SUPPLIED TEXT Block Start

Crime: Dying While Latino


root - Posted on 01 January 2000

by Alex Cuff/PNN News Brief Editor

For over a year the body of Armando Chapal Ramirez lay forgotten, by hospital staff, and decaying in the morgue at Robert F. Kennedy Medical Center in Hawthorne. Armando’s family had certainly not forgotten him. The hospital, "had him there the whole time down there. Meanwhile, we were suffering day and night, waiting for the worst," said Ramirez’s father, Jesus, 45, a stock clerk in Gardena.

After a family barbecue on September 30, 2001, Ramirez who had an addiction and would go on binges for two or three days every month or so, slipped out of the house unnoticed. When he didn’t return, his parents began driving around the neighborhood inquiring with several area hospitals, store owners, friends, and neighbors. Jesus then filed a missing-person report with the police.

SUPPLIED TEXT Block End

• **WORK ORDER A**
Reproduce everything in the news brief about Armando Chapal Ramirez from "Crime: Dying While" down to "clerk in Gardena." word for word.
• **WORK ORDER B**
Extend the news brief about Armando Chapal Ramirez, picking up right after its last sentence.

MATERIAL SHOWN Block Start

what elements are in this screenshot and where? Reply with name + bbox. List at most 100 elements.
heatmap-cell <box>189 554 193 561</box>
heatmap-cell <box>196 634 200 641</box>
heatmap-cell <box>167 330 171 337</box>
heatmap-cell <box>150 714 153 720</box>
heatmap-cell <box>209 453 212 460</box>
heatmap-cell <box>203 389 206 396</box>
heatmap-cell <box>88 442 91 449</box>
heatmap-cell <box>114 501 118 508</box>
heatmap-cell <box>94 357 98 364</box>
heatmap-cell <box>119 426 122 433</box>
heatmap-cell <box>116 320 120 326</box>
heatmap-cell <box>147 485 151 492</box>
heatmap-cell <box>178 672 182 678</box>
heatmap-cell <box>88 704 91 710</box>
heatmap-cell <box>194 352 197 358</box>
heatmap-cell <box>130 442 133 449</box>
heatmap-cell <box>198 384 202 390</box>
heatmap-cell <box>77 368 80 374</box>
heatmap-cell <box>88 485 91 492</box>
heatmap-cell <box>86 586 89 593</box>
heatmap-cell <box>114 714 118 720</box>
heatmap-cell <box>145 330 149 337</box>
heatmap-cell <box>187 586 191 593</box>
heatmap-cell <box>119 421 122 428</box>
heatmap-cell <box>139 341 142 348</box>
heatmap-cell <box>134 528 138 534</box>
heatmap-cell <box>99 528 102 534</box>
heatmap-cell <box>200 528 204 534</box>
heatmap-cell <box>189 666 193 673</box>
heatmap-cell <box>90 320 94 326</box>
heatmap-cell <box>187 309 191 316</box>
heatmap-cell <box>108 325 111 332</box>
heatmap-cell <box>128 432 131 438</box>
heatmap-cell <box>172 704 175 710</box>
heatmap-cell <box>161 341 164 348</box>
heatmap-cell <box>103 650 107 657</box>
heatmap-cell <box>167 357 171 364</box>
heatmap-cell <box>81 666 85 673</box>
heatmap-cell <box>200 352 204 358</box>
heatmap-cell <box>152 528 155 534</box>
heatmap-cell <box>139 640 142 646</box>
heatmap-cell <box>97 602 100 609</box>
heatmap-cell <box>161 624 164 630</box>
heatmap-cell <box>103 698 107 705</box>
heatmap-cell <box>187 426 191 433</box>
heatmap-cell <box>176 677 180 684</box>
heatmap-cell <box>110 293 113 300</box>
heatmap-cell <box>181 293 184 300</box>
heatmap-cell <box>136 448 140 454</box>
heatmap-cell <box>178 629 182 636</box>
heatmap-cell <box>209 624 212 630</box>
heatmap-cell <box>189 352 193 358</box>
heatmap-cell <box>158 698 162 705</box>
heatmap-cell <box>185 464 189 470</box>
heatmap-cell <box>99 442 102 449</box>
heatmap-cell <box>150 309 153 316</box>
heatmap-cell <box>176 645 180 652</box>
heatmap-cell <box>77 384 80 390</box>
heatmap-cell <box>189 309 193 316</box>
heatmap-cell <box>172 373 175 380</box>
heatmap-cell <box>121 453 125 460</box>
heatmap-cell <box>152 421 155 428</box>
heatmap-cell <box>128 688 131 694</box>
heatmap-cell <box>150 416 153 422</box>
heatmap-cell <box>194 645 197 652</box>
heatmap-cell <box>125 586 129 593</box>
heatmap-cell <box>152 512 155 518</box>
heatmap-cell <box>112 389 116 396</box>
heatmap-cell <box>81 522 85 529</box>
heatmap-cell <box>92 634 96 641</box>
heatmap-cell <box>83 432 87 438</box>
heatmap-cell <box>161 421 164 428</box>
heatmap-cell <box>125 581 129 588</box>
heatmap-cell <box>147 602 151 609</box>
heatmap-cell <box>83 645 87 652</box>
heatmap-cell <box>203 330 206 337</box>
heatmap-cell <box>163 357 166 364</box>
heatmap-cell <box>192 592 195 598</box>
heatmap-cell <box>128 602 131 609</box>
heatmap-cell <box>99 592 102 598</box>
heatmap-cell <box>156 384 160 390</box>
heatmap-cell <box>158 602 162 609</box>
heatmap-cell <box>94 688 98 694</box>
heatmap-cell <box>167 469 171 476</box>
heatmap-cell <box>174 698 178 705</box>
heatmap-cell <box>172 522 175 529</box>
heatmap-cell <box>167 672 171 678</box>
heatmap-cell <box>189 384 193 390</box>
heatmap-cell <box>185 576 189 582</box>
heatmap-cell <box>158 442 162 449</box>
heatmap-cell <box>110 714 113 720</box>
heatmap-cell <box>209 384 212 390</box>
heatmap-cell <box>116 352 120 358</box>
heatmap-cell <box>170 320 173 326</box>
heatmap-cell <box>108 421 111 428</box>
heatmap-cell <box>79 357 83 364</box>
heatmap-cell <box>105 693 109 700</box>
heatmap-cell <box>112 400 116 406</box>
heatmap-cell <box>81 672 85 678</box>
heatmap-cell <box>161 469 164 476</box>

MATERIAL SHOWN Block End

• **TASK RESPONSE A**
Crime: Dying While Latino


root - Posted on 01 January 2000

by Alex Cuff/PNN News Brief Editor

For over a year the body of Armando Chapal Ramirez lay forgotten, by hospital staff, and decaying in the morgue at Robert F. Kennedy Medical Center in Hawthorne. Armando’s family had certainly not forgotten him. The hospital, "had him there the whole time down there. Meanwhile, we were suffering day and night, waiting for the worst," said Ramirez’s father, Jesus, 45, a stock clerk in Gardena.

• **TASK RESPONSE B**
Ramirez was brought into the emergency room at Robert F. Kennedy Medical Center on October 1, 2001. He had pneumonia in his right lung and suffered kidney and liver failure. He was reported dead on October 9th and his body moved to the hospital morgue. Standard operating procedure is to call a law enforcement agency and ask them to take a death report which then generates a report to the coroner’s office. This was never done in Ramirez’s case.

Douglas Shaffer, the family’s attorney described the event as "the height of incompetence and neglect." When the family first got the call, they thought Armando had just died. They had been searching desperately for 11 months. "It was a great horror," his mother cried, "I’d never expect that a hospital would just keep a young man all alone like that."